__WRITTEN EXERCISE__. Locate each line holding the string "title" and copy it.

----- RECORDS PROVIDED -----

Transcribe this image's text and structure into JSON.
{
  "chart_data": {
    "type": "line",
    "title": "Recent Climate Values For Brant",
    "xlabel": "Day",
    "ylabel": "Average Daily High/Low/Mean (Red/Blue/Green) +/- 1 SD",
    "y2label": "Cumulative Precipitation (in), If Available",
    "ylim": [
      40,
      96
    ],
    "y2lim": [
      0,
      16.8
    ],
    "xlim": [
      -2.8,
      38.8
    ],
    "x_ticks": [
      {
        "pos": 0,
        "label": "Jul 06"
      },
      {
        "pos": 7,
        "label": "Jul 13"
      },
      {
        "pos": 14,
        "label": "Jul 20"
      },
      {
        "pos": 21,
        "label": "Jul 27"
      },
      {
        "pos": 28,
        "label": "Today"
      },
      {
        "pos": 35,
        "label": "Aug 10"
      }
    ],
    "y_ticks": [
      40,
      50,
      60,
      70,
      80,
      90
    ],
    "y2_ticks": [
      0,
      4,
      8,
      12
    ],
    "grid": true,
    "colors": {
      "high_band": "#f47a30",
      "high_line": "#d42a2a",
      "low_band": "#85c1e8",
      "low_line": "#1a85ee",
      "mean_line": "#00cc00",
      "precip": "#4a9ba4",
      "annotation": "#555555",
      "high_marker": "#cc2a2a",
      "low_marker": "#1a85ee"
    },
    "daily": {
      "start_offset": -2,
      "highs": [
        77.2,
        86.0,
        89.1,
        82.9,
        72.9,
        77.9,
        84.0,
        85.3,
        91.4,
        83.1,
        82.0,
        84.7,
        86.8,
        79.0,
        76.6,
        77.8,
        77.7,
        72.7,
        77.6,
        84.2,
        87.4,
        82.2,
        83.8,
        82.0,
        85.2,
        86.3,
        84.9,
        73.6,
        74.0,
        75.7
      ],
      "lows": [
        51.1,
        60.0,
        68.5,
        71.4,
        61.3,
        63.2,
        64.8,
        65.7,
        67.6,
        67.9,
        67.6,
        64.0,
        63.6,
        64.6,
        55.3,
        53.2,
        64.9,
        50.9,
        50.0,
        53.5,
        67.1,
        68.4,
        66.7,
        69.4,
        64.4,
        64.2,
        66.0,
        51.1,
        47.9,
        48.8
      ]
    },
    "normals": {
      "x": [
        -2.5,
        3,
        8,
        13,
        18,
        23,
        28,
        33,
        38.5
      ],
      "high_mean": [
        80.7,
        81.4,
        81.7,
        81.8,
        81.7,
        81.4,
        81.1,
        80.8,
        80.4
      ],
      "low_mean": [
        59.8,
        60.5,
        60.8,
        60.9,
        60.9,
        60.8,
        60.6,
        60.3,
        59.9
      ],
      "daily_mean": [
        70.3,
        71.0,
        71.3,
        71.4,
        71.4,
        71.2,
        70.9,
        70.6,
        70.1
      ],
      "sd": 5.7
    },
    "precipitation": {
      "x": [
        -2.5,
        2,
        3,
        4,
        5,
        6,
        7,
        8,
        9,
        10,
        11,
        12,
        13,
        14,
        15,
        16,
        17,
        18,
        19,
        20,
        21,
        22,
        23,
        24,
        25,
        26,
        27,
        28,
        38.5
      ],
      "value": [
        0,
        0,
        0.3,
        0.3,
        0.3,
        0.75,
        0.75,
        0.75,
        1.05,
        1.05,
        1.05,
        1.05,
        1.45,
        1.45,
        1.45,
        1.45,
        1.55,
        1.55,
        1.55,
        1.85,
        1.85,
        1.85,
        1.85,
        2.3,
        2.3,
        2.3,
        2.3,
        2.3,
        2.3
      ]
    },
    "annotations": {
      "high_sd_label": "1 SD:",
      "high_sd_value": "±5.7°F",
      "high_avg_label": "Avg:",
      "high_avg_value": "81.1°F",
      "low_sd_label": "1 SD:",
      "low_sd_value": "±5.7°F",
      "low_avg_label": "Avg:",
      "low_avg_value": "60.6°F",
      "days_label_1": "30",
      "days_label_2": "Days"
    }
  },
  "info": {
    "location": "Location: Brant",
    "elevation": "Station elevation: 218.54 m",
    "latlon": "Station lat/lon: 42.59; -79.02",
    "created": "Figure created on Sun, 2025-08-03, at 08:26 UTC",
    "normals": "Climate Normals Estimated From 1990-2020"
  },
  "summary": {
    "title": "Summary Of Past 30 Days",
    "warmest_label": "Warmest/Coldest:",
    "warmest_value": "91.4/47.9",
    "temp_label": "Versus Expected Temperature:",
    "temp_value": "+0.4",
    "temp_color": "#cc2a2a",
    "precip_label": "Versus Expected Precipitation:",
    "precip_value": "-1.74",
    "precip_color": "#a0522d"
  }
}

-----

__TASK OUTPUT__.
    "title": "Recent Climate Values For Brant",
    "title": "Summary Of Past 30 Days",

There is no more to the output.